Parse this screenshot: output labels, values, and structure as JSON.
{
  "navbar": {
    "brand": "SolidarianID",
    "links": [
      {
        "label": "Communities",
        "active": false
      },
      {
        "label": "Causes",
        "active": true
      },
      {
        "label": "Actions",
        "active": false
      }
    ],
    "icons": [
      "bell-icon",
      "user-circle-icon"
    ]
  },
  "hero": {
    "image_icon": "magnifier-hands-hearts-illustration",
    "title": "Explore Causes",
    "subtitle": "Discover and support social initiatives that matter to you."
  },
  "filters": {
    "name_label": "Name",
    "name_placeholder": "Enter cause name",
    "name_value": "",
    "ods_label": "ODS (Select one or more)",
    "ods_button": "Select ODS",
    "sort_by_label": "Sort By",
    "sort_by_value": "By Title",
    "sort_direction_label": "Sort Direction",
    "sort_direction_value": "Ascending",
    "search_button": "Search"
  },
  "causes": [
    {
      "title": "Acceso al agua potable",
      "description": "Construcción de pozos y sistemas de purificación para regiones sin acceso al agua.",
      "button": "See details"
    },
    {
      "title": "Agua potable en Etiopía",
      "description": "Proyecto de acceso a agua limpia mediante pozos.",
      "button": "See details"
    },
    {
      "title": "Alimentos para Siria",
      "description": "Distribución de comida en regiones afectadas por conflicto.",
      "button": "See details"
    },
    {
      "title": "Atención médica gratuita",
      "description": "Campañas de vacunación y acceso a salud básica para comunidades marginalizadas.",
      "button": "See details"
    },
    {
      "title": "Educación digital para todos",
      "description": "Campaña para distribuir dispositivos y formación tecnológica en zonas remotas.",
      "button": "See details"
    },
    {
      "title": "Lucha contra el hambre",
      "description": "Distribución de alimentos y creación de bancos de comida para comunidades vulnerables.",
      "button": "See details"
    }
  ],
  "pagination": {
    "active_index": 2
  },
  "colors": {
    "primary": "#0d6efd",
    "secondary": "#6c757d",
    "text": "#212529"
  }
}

What is being asked>
Determine how many lines of the material include the string "comida". Output only that count.

Output for this exercise>
2